**WRITTEN REQUEST:** In the data, extract each line that holds the string "Pradesh".

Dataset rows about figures

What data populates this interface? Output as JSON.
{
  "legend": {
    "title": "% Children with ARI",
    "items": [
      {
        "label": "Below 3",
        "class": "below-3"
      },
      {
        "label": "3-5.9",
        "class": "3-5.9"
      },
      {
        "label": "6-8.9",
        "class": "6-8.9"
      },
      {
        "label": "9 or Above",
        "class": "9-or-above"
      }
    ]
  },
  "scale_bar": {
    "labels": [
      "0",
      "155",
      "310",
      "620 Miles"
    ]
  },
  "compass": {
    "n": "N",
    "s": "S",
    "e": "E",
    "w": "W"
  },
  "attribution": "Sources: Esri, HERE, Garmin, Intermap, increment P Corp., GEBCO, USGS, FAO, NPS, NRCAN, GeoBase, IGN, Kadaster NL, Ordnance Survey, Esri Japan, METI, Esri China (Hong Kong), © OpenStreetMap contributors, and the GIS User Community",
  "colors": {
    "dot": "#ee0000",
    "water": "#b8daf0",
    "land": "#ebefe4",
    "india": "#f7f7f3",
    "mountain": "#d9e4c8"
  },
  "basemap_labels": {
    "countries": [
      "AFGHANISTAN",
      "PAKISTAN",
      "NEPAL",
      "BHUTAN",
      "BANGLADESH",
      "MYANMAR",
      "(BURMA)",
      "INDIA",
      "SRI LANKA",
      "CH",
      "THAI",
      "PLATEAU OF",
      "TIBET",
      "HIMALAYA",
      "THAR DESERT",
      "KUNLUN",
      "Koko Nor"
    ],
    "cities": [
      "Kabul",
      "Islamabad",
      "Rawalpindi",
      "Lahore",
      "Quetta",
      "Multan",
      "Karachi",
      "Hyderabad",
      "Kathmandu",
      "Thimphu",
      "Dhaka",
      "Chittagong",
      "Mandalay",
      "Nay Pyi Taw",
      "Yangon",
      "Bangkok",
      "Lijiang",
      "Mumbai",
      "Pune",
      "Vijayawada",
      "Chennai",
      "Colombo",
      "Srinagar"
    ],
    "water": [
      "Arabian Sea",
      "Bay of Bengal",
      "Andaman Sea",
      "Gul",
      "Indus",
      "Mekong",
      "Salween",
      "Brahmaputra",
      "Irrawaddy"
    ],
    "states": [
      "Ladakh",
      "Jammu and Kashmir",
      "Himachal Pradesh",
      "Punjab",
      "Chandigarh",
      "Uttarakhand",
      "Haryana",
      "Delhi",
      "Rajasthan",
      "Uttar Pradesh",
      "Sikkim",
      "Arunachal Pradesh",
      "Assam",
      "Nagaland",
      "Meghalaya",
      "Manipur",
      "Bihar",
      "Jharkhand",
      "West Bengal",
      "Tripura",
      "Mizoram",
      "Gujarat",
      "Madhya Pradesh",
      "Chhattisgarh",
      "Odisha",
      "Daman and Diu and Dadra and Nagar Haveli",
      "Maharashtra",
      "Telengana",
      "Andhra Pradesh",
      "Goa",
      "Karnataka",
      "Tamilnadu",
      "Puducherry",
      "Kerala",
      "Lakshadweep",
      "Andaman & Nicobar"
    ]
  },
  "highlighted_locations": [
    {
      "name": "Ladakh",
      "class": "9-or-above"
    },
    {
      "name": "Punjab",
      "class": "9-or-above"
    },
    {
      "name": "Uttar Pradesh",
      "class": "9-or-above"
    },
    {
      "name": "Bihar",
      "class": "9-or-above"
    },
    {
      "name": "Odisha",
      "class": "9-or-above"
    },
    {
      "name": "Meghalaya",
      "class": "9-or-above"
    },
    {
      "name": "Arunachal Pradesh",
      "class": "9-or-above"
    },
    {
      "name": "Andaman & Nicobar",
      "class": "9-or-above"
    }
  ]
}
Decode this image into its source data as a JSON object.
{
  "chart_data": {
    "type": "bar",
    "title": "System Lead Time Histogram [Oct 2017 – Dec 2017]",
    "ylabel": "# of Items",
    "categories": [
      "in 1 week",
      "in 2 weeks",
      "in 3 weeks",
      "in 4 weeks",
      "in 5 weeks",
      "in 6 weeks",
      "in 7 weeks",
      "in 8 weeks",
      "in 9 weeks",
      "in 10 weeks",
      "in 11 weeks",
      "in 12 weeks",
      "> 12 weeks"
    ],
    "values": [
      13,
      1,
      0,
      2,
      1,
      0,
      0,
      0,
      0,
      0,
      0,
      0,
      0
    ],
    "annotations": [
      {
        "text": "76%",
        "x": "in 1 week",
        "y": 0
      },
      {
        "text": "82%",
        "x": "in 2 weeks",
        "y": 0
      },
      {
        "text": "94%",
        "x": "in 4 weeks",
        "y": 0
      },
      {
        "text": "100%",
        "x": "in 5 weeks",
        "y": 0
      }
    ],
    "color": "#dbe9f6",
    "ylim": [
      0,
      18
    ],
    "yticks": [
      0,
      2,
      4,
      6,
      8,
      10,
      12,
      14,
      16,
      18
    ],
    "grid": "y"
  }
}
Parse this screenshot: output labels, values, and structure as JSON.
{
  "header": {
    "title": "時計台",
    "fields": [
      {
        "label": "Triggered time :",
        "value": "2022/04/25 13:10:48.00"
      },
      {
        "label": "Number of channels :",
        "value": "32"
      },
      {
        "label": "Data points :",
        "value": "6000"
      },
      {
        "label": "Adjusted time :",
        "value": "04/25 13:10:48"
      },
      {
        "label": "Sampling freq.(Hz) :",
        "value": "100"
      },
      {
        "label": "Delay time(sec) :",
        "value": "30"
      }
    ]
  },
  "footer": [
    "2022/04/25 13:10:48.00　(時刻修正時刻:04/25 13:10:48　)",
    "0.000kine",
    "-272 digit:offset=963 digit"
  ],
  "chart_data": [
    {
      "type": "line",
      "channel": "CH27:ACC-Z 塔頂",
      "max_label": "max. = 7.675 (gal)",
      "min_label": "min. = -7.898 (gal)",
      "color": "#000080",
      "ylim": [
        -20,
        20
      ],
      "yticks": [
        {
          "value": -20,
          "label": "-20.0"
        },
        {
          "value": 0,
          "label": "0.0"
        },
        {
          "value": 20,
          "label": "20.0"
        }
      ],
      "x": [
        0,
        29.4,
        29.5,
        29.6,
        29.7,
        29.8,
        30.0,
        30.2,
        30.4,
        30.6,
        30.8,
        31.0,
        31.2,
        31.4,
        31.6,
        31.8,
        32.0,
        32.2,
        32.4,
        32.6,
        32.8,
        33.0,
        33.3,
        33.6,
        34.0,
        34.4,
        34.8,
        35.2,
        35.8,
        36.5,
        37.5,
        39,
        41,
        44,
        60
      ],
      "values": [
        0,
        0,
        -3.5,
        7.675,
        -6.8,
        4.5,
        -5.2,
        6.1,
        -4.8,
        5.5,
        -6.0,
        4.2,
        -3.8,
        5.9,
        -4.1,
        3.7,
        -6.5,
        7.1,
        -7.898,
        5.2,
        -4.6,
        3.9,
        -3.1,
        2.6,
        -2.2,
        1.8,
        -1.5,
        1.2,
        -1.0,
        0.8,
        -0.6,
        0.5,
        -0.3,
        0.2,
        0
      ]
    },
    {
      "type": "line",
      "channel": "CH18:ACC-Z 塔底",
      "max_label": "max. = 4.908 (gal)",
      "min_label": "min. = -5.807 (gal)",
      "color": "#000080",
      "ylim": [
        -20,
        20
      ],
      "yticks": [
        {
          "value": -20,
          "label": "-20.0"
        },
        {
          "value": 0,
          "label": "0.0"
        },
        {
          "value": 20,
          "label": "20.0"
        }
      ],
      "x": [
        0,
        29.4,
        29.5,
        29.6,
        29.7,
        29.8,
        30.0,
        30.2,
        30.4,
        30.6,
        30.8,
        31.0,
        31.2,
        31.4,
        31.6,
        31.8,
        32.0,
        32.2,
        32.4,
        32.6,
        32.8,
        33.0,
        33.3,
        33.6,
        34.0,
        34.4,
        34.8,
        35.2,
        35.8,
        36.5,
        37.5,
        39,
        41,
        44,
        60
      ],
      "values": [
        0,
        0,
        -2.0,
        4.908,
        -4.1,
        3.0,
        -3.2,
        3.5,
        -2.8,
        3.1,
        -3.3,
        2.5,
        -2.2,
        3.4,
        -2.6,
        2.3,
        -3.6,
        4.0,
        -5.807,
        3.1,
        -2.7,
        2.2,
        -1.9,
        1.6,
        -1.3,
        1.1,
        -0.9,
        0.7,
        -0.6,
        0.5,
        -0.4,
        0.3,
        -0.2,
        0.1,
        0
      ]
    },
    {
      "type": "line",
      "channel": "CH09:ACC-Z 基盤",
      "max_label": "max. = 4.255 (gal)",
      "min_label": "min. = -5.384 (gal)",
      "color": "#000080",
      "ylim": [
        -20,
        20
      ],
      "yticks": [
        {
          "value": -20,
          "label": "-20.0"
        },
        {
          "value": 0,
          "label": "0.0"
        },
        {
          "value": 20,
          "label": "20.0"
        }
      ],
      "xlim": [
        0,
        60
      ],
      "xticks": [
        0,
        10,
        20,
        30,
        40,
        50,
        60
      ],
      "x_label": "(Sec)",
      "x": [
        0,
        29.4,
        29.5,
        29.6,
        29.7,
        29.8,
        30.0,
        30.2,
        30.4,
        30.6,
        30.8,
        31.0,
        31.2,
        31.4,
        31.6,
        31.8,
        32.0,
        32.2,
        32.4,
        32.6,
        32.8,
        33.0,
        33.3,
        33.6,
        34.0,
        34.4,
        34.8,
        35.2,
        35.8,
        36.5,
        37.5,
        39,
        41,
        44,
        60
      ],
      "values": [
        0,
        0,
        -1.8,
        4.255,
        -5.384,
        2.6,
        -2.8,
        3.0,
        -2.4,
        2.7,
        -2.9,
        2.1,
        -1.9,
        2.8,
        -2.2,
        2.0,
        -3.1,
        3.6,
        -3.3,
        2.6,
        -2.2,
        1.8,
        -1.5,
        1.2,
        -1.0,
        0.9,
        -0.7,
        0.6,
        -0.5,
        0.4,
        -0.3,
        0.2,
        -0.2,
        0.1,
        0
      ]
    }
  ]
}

**REPLY:**
      "Himachal Pradesh",
      "Uttar Pradesh",
      "Arunachal Pradesh",
      "Madhya Pradesh",
      "Andhra Pradesh",
      "name": "Uttar Pradesh",
      "name": "Arunachal Pradesh",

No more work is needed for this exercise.